#### Written request
Select the lines that hold the word "seatback" and copy each one.

Data records:
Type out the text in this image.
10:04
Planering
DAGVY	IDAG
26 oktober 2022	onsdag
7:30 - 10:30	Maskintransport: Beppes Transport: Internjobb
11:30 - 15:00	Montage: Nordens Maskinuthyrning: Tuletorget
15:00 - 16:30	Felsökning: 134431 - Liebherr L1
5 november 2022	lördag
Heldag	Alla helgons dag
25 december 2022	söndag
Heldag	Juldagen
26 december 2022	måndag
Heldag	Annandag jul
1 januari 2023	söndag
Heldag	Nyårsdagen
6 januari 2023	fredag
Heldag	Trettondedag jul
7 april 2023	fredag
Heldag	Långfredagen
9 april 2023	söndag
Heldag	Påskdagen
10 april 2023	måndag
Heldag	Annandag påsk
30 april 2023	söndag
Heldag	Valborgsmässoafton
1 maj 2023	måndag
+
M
...
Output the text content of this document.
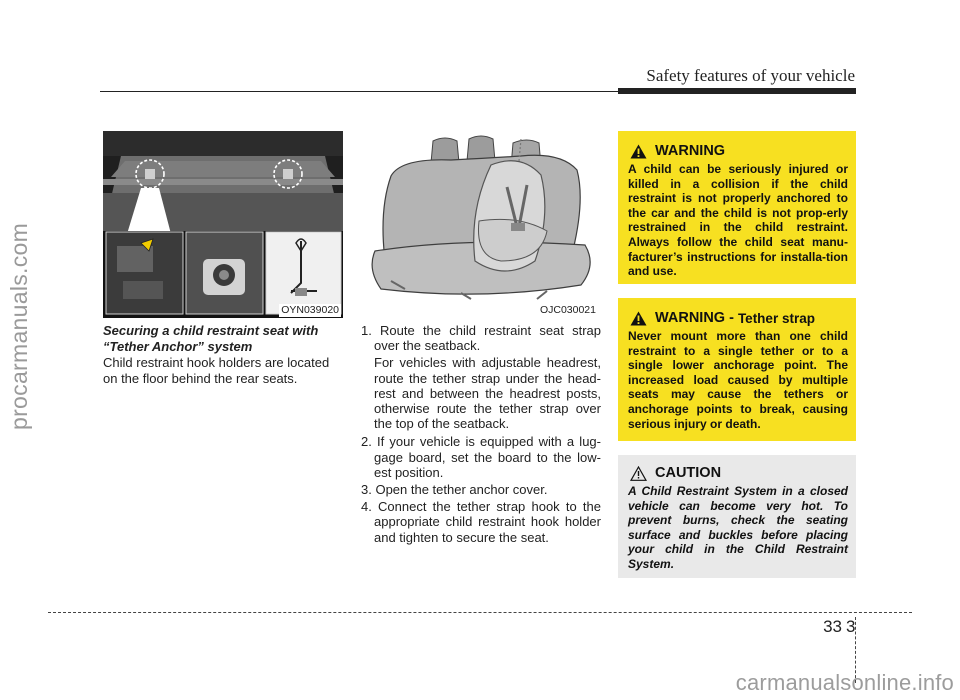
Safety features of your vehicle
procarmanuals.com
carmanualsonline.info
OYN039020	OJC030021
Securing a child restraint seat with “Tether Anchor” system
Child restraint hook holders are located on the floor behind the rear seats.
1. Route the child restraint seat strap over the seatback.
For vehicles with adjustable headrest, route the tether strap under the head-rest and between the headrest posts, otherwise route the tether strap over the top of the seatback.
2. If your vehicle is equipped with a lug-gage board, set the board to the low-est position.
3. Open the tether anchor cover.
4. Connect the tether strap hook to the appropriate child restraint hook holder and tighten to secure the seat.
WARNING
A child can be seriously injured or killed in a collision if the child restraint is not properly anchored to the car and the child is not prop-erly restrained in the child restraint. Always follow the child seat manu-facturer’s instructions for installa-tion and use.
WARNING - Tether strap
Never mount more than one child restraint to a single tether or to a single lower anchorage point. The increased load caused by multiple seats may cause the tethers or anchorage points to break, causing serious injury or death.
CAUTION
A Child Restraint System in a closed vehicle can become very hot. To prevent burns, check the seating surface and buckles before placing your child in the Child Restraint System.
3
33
--
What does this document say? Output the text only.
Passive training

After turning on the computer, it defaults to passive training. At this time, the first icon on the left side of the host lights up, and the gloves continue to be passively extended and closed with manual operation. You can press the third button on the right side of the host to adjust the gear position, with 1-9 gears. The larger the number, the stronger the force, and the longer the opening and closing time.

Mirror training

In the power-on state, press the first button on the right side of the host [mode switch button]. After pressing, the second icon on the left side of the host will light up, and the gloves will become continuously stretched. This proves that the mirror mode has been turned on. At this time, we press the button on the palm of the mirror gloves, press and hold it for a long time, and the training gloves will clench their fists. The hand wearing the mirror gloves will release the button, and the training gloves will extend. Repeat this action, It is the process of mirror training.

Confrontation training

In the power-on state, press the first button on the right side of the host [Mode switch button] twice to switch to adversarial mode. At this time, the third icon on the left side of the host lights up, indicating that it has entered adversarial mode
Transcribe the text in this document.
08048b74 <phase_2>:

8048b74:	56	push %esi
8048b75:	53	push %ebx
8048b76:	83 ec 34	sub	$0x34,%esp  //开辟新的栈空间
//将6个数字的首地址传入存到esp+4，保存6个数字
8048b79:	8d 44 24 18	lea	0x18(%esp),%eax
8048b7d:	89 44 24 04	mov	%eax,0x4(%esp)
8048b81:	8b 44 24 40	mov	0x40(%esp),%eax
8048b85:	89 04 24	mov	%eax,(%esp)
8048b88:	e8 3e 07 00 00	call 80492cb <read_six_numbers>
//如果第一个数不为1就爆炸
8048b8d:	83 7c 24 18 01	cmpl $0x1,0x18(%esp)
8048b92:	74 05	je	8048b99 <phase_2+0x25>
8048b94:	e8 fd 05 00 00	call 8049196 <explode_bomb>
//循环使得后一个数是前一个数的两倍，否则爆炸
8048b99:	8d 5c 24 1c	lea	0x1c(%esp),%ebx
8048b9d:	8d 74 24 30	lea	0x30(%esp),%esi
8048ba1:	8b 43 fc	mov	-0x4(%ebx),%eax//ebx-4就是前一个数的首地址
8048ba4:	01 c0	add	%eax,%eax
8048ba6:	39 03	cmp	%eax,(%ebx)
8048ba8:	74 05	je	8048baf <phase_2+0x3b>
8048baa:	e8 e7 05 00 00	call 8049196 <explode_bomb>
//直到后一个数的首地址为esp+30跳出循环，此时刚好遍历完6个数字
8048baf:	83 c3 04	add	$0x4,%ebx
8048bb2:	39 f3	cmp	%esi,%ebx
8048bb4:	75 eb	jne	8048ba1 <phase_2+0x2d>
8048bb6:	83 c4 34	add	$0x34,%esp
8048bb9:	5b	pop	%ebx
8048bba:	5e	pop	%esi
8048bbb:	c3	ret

#### Task output
1. Route the child restraint seat strap over the seatback.
For vehicles with adjustable headrest, route the tether strap under the head-rest and between the headrest posts, otherwise route the tether strap over the top of the seatback.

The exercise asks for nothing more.